**WHAT IS NEEDED**
Only lines with the word "JSON" are needed; collect each of them from the listing below.

########################################

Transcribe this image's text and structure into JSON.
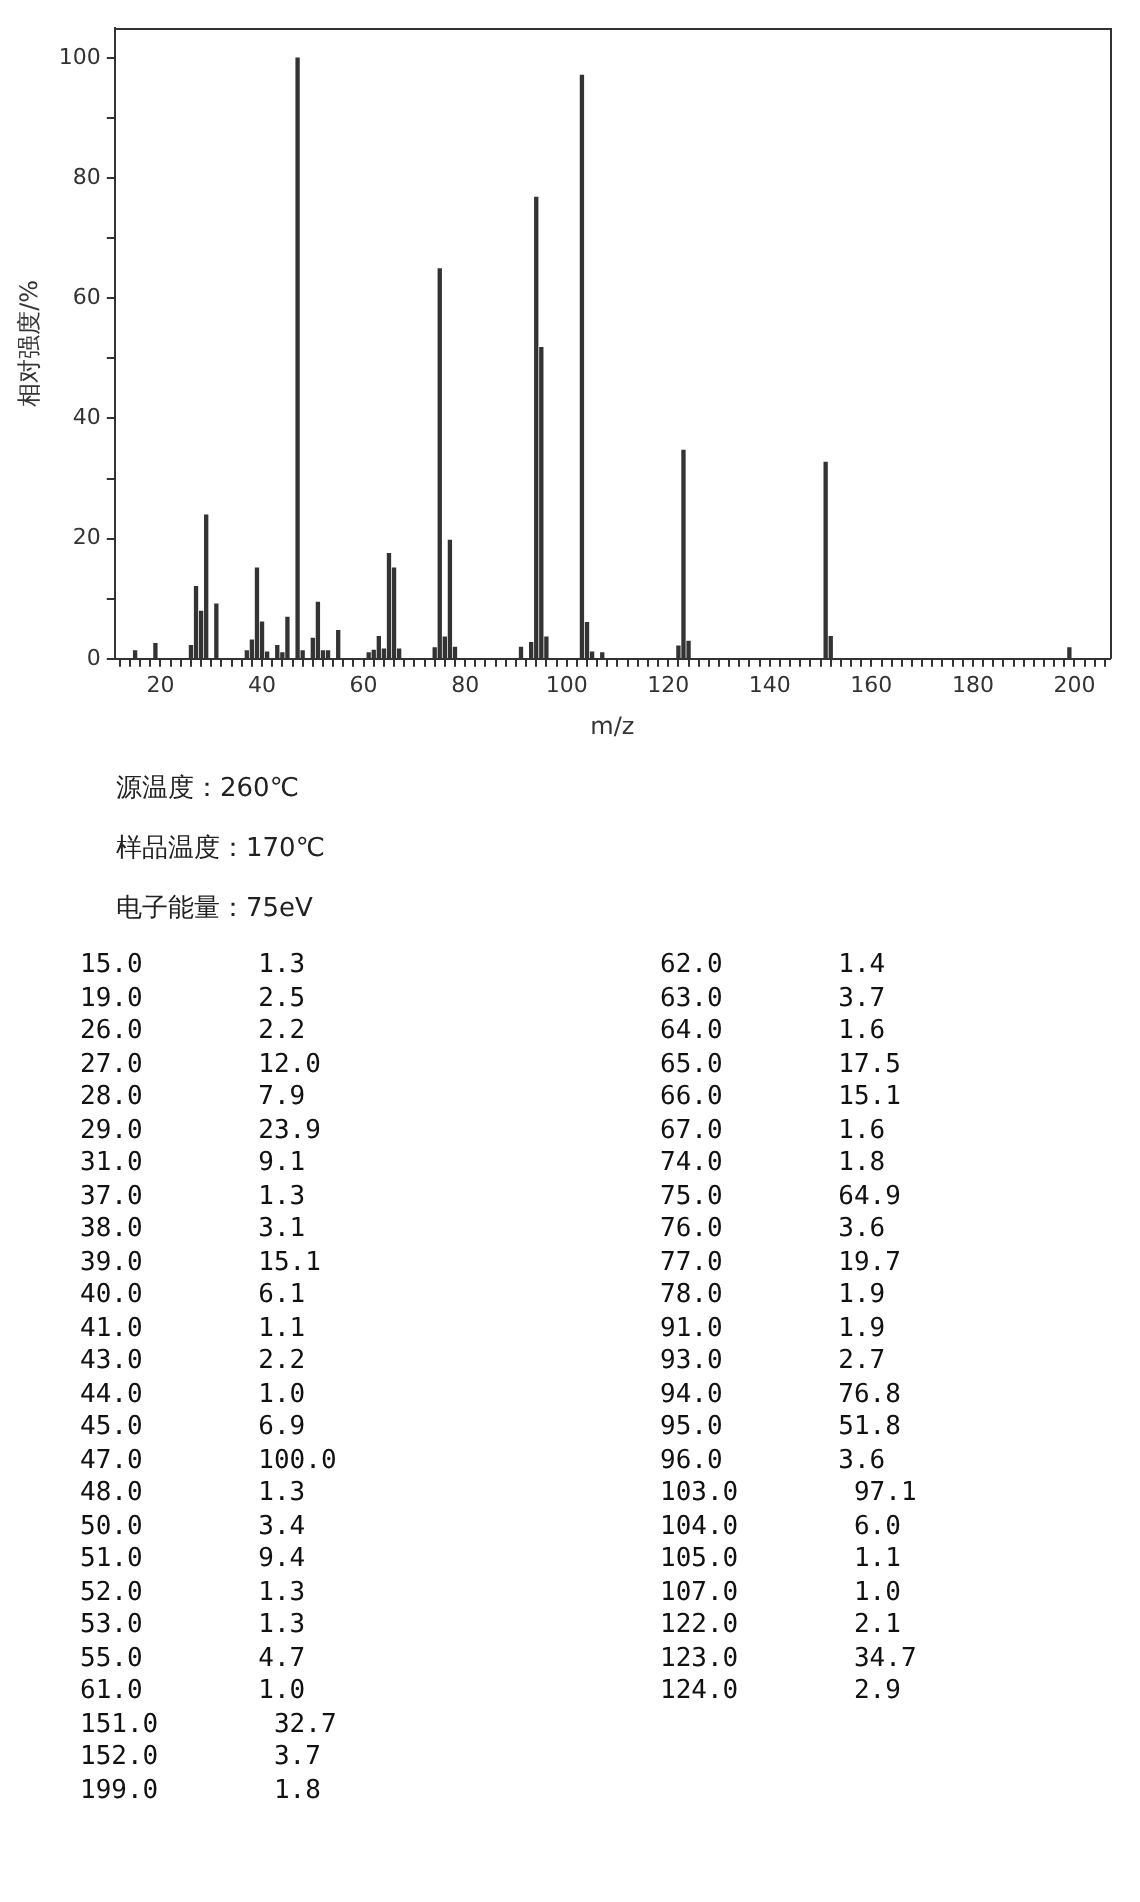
{
  "chart_data": [
    {
      "type": "bar",
      "xlabel": "m/z",
      "ylabel": "相对强度/%",
      "color": "#333333",
      "x": [
        15,
        19,
        26,
        27,
        28,
        29,
        31,
        37,
        38,
        39,
        40,
        41,
        43,
        44,
        45,
        47,
        48,
        50,
        51,
        52,
        53,
        55,
        61,
        62,
        63,
        64,
        65,
        66,
        67,
        74,
        75,
        76,
        77,
        78,
        91,
        93,
        94,
        95,
        96,
        103,
        104,
        105,
        107,
        122,
        123,
        124,
        151,
        152,
        199
      ],
      "values": [
        1.3,
        2.5,
        2.2,
        12.0,
        7.9,
        23.9,
        9.1,
        1.3,
        3.1,
        15.1,
        6.1,
        1.1,
        2.2,
        1.0,
        6.9,
        100.0,
        1.3,
        3.4,
        9.4,
        1.3,
        1.3,
        4.7,
        1.0,
        1.4,
        3.7,
        1.6,
        17.5,
        15.1,
        1.6,
        1.8,
        64.9,
        3.6,
        19.7,
        1.9,
        1.9,
        2.7,
        76.8,
        51.8,
        3.6,
        97.1,
        6.0,
        1.1,
        1.0,
        2.1,
        34.7,
        2.9,
        32.7,
        3.7,
        1.8
      ],
      "xlim": [
        11,
        207
      ],
      "ylim": [
        0,
        105
      ],
      "xticks": [
        {
          "value": 12,
          "label": null
        },
        {
          "value": 14,
          "label": null
        },
        {
          "value": 16,
          "label": null
        },
        {
          "value": 18,
          "label": null
        },
        20,
        {
          "value": 22,
          "label": null
        },
        {
          "value": 24,
          "label": null
        },
        {
          "value": 26,
          "label": null
        },
        {
          "value": 28,
          "label": null
        },
        {
          "value": 30,
          "label": null
        },
        {
          "value": 32,
          "label": null
        },
        {
          "value": 34,
          "label": null
        },
        {
          "value": 36,
          "label": null
        },
        {
          "value": 38,
          "label": null
        },
        40,
        {
          "value": 42,
          "label": null
        },
        {
          "value": 44,
          "label": null
        },
        {
          "value": 46,
          "label": null
        },
        {
          "value": 48,
          "label": null
        },
        {
          "value": 50,
          "label": null
        },
        {
          "value": 52,
          "label": null
        },
        {
          "value": 54,
          "label": null
        },
        {
          "value": 56,
          "label": null
        },
        {
          "value": 58,
          "label": null
        },
        60,
        {
          "value": 62,
          "label": null
        },
        {
          "value": 64,
          "label": null
        },
        {
          "value": 66,
          "label": null
        },
        {
          "value": 68,
          "label": null
        },
        {
          "value": 70,
          "label": null
        },
        {
          "value": 72,
          "label": null
        },
        {
          "value": 74,
          "label": null
        },
        {
          "value": 76,
          "label": null
        },
        {
          "value": 78,
          "label": null
        },
        80,
        {
          "value": 82,
          "label": null
        },
        {
          "value": 84,
          "label": null
        },
        {
          "value": 86,
          "label": null
        },
        {
          "value": 88,
          "label": null
        },
        {
          "value": 90,
          "label": null
        },
        {
          "value": 92,
          "label": null
        },
        {
          "value": 94,
          "label": null
        },
        {
          "value": 96,
          "label": null
        },
        {
          "value": 98,
          "label": null
        },
        100,
        {
          "value": 102,
          "label": null
        },
        {
          "value": 104,
          "label": null
        },
        {
          "value": 106,
          "label": null
        },
        {
          "value": 108,
          "label": null
        },
        {
          "value": 110,
          "label": null
        },
        {
          "value": 112,
          "label": null
        },
        {
          "value": 114,
          "label": null
        },
        {
          "value": 116,
          "label": null
        },
        {
          "value": 118,
          "label": null
        },
        120,
        {
          "value": 122,
          "label": null
        },
        {
          "value": 124,
          "label": null
        },
        {
          "value": 126,
          "label": null
        },
        {
          "value": 128,
          "label": null
        },
        {
          "value": 130,
          "label": null
        },
        {
          "value": 132,
          "label": null
        },
        {
          "value": 134,
          "label": null
        },
        {
          "value": 136,
          "label": null
        },
        {
          "value": 138,
          "label": null
        },
        140,
        {
          "value": 142,
          "label": null
        },
        {
          "value": 144,
          "label": null
        },
        {
          "value": 146,
          "label": null
        },
        {
          "value": 148,
          "label": null
        },
        {
          "value": 150,
          "label": null
        },
        {
          "value": 152,
          "label": null
        },
        {
          "value": 154,
          "label": null
        },
        {
          "value": 156,
          "label": null
        },
        {
          "value": 158,
          "label": null
        },
        160,
        {
          "value": 162,
          "label": null
        },
        {
          "value": 164,
          "label": null
        },
        {
          "value": 166,
          "label": null
        },
        {
          "value": 168,
          "label": null
        },
        {
          "value": 170,
          "label": null
        },
        {
          "value": 172,
          "label": null
        },
        {
          "value": 174,
          "label": null
        },
        {
          "value": 176,
          "label": null
        },
        {
          "value": 178,
          "label": null
        },
        180,
        {
          "value": 182,
          "label": null
        },
        {
          "value": 184,
          "label": null
        },
        {
          "value": 186,
          "label": null
        },
        {
          "value": 188,
          "label": null
        },
        {
          "value": 190,
          "label": null
        },
        {
          "value": 192,
          "label": null
        },
        {
          "value": 194,
          "label": null
        },
        {
          "value": 196,
          "label": null
        },
        {
          "value": 198,
          "label": null
        },
        200,
        {
          "value": 202,
          "label": null
        },
        {
          "value": 204,
          "label": null
        },
        {
          "value": 206,
          "label": null
        }
      ],
      "yticks": [
        0,
        {
          "value": 10,
          "label": null
        },
        20,
        {
          "value": 30,
          "label": null
        },
        40,
        {
          "value": 50,
          "label": null
        },
        60,
        {
          "value": 70,
          "label": null
        },
        80,
        {
          "value": 90,
          "label": null
        },
        100
      ],
      "grid": false,
      "annotations": [
        "源温度：260℃",
        "样品温度：170℃",
        "电子能量：75eV"
      ]
    },
    {
      "type": "other",
      "annotations": [
        "15.0 1.3",
        "19.0 2.5",
        "26.0 2.2",
        "27.0 12.0",
        "28.0 7.9",
        "29.0 23.9",
        "31.0 9.1",
        "37.0 1.3",
        "38.0 3.1",
        "39.0 15.1",
        "40.0 6.1",
        "41.0 1.1",
        "43.0 2.2",
        "44.0 1.0",
        "45.0 6.9",
        "47.0 100.0",
        "48.0 1.3",
        "50.0 3.4",
        "51.0 9.4",
        "52.0 1.3",
        "53.0 1.3",
        "55.0 4.7",
        "61.0 1.0",
        "151.0 32.7",
        "152.0 3.7",
        "199.0 1.8",
        "62.0 1.4",
        "63.0 3.7",
        "64.0 1.6",
        "65.0 17.5",
        "66.0 15.1",
        "67.0 1.6",
        "74.0 1.8",
        "75.0 64.9",
        "76.0 3.6",
        "77.0 19.7",
        "78.0 1.9",
        "91.0 1.9",
        "93.0 2.7",
        "94.0 76.8",
        "95.0 51.8",
        "96.0 3.6",
        "103.0 97.1",
        "104.0 6.0",
        "105.0 1.1",
        "107.0 1.0",
        "122.0 2.1",
        "123.0 34.7",
        "124.0 2.9"
      ]
    }
  ]
}
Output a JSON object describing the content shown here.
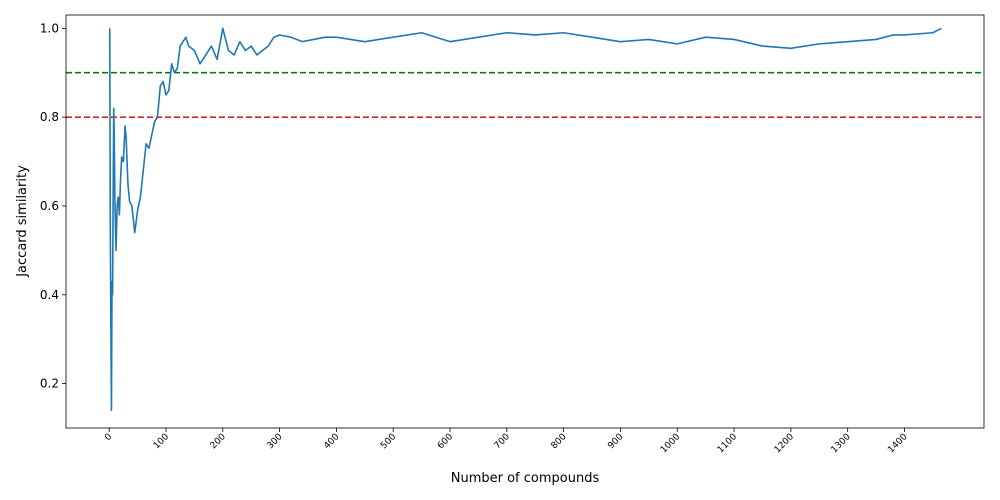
{
  "chart_data": {
    "type": "line",
    "title": "",
    "xlabel": "Number of compounds",
    "ylabel": "Jaccard similarity",
    "xlim": [
      -76,
      1540
    ],
    "ylim": [
      0.1,
      1.03
    ],
    "xticks": [
      0,
      100,
      200,
      300,
      400,
      500,
      600,
      700,
      800,
      900,
      1000,
      1100,
      1200,
      1300,
      1400
    ],
    "xtick_labels": [
      "0",
      "100",
      "200",
      "300",
      "400",
      "500",
      "600",
      "700",
      "800",
      "900",
      "1000",
      "1100",
      "1200",
      "1300",
      "1400"
    ],
    "yticks": [
      0.2,
      0.4,
      0.6,
      0.8,
      1.0
    ],
    "ytick_labels": [
      "0.2",
      "0.4",
      "0.6",
      "0.8",
      "1.0"
    ],
    "grid": false,
    "reference_lines": [
      {
        "y": 0.9,
        "color": "#008000",
        "style": "dashed"
      },
      {
        "y": 0.8,
        "color": "#d62728",
        "style": "dashed"
      }
    ],
    "series": [
      {
        "color": "#1f77b4",
        "x": [
          1,
          2,
          3,
          4,
          5,
          6,
          7,
          8,
          9,
          10,
          12,
          14,
          16,
          18,
          20,
          22,
          25,
          28,
          30,
          33,
          36,
          40,
          45,
          50,
          55,
          60,
          65,
          70,
          75,
          80,
          85,
          90,
          95,
          100,
          105,
          110,
          115,
          120,
          125,
          130,
          135,
          140,
          150,
          160,
          170,
          180,
          190,
          200,
          210,
          220,
          230,
          240,
          250,
          260,
          270,
          280,
          290,
          300,
          320,
          340,
          360,
          380,
          400,
          450,
          500,
          550,
          600,
          650,
          700,
          750,
          800,
          850,
          900,
          950,
          1000,
          1050,
          1100,
          1150,
          1200,
          1250,
          1300,
          1350,
          1380,
          1400,
          1450,
          1465
        ],
        "y": [
          1.0,
          0.55,
          0.33,
          0.14,
          0.43,
          0.4,
          0.62,
          0.82,
          0.75,
          0.62,
          0.5,
          0.6,
          0.62,
          0.58,
          0.66,
          0.71,
          0.7,
          0.78,
          0.75,
          0.65,
          0.61,
          0.6,
          0.54,
          0.59,
          0.62,
          0.68,
          0.74,
          0.73,
          0.76,
          0.79,
          0.8,
          0.87,
          0.88,
          0.85,
          0.86,
          0.92,
          0.9,
          0.91,
          0.96,
          0.97,
          0.98,
          0.96,
          0.95,
          0.92,
          0.94,
          0.96,
          0.93,
          1.0,
          0.95,
          0.94,
          0.97,
          0.95,
          0.96,
          0.94,
          0.95,
          0.96,
          0.98,
          0.985,
          0.98,
          0.97,
          0.975,
          0.98,
          0.98,
          0.97,
          0.98,
          0.99,
          0.97,
          0.98,
          0.99,
          0.985,
          0.99,
          0.98,
          0.97,
          0.975,
          0.965,
          0.98,
          0.975,
          0.96,
          0.955,
          0.965,
          0.97,
          0.975,
          0.985,
          0.985,
          0.99,
          1.0
        ]
      }
    ]
  }
}
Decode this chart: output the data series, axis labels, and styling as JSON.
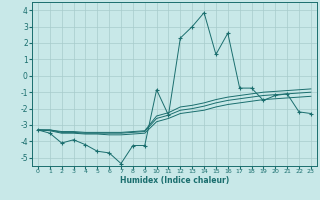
{
  "xlabel": "Humidex (Indice chaleur)",
  "bg_color": "#c8e8e8",
  "grid_color": "#a8cccc",
  "line_color": "#1a6e6e",
  "xlim": [
    -0.5,
    23.5
  ],
  "ylim": [
    -5.5,
    4.5
  ],
  "xticks": [
    0,
    1,
    2,
    3,
    4,
    5,
    6,
    7,
    8,
    9,
    10,
    11,
    12,
    13,
    14,
    15,
    16,
    17,
    18,
    19,
    20,
    21,
    22,
    23
  ],
  "yticks": [
    -5,
    -4,
    -3,
    -2,
    -1,
    0,
    1,
    2,
    3,
    4
  ],
  "series": {
    "main": {
      "x": [
        0,
        1,
        2,
        3,
        4,
        5,
        6,
        7,
        8,
        9,
        10,
        11,
        12,
        13,
        14,
        15,
        16,
        17,
        18,
        19,
        20,
        21,
        22,
        23
      ],
      "y": [
        -3.3,
        -3.5,
        -4.1,
        -3.9,
        -4.2,
        -4.6,
        -4.7,
        -5.35,
        -4.25,
        -4.25,
        -0.85,
        -2.4,
        2.3,
        3.0,
        3.85,
        1.3,
        2.6,
        -0.75,
        -0.75,
        -1.5,
        -1.2,
        -1.1,
        -2.2,
        -2.3
      ]
    },
    "line1": {
      "x": [
        0,
        1,
        2,
        3,
        4,
        5,
        6,
        7,
        8,
        9,
        10,
        11,
        12,
        13,
        14,
        15,
        16,
        17,
        18,
        19,
        20,
        21,
        22,
        23
      ],
      "y": [
        -3.3,
        -3.35,
        -3.5,
        -3.5,
        -3.55,
        -3.55,
        -3.6,
        -3.6,
        -3.55,
        -3.5,
        -2.8,
        -2.6,
        -2.3,
        -2.2,
        -2.1,
        -1.9,
        -1.75,
        -1.65,
        -1.55,
        -1.45,
        -1.4,
        -1.35,
        -1.3,
        -1.25
      ]
    },
    "line2": {
      "x": [
        0,
        1,
        2,
        3,
        4,
        5,
        6,
        7,
        8,
        9,
        10,
        11,
        12,
        13,
        14,
        15,
        16,
        17,
        18,
        19,
        20,
        21,
        22,
        23
      ],
      "y": [
        -3.3,
        -3.3,
        -3.45,
        -3.45,
        -3.5,
        -3.5,
        -3.5,
        -3.5,
        -3.45,
        -3.4,
        -2.6,
        -2.4,
        -2.1,
        -2.0,
        -1.85,
        -1.65,
        -1.5,
        -1.4,
        -1.3,
        -1.2,
        -1.15,
        -1.1,
        -1.05,
        -1.0
      ]
    },
    "line3": {
      "x": [
        0,
        1,
        2,
        3,
        4,
        5,
        6,
        7,
        8,
        9,
        10,
        11,
        12,
        13,
        14,
        15,
        16,
        17,
        18,
        19,
        20,
        21,
        22,
        23
      ],
      "y": [
        -3.3,
        -3.3,
        -3.4,
        -3.4,
        -3.45,
        -3.45,
        -3.45,
        -3.45,
        -3.4,
        -3.35,
        -2.45,
        -2.25,
        -1.9,
        -1.8,
        -1.65,
        -1.45,
        -1.3,
        -1.2,
        -1.1,
        -1.0,
        -0.95,
        -0.9,
        -0.85,
        -0.8
      ]
    }
  }
}
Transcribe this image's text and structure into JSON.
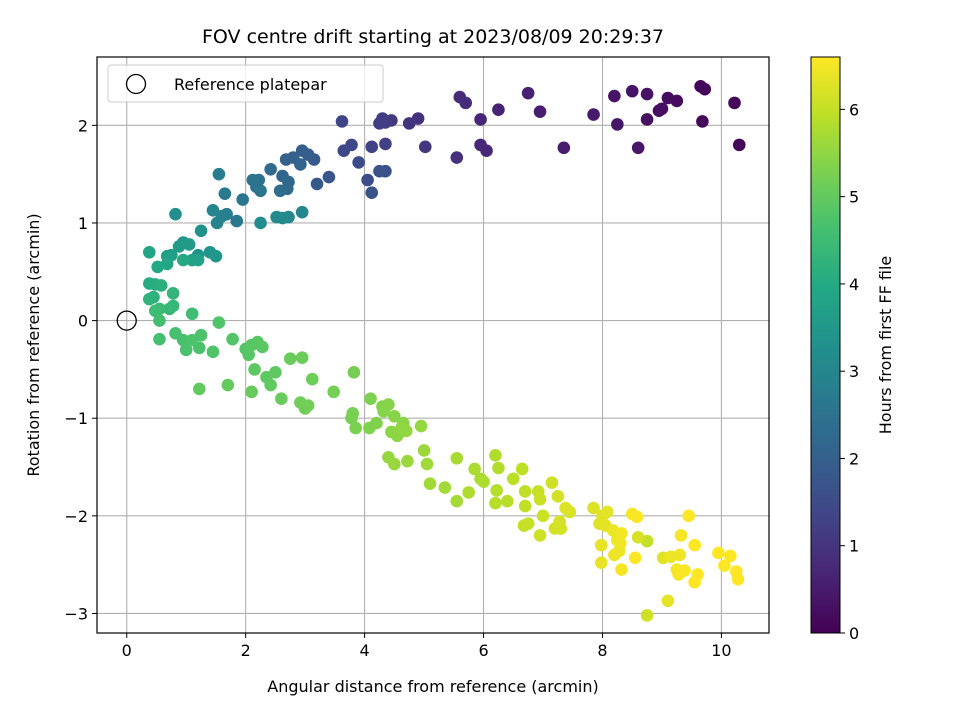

########################################

**TASK ANSWER**
Transcribe this image's text and structure into JSON.
Output a JSON object describing the content shown here.
Decode this chart: output the data series, axis labels, and styling as JSON.
Transcribe this image's text and structure into JSON.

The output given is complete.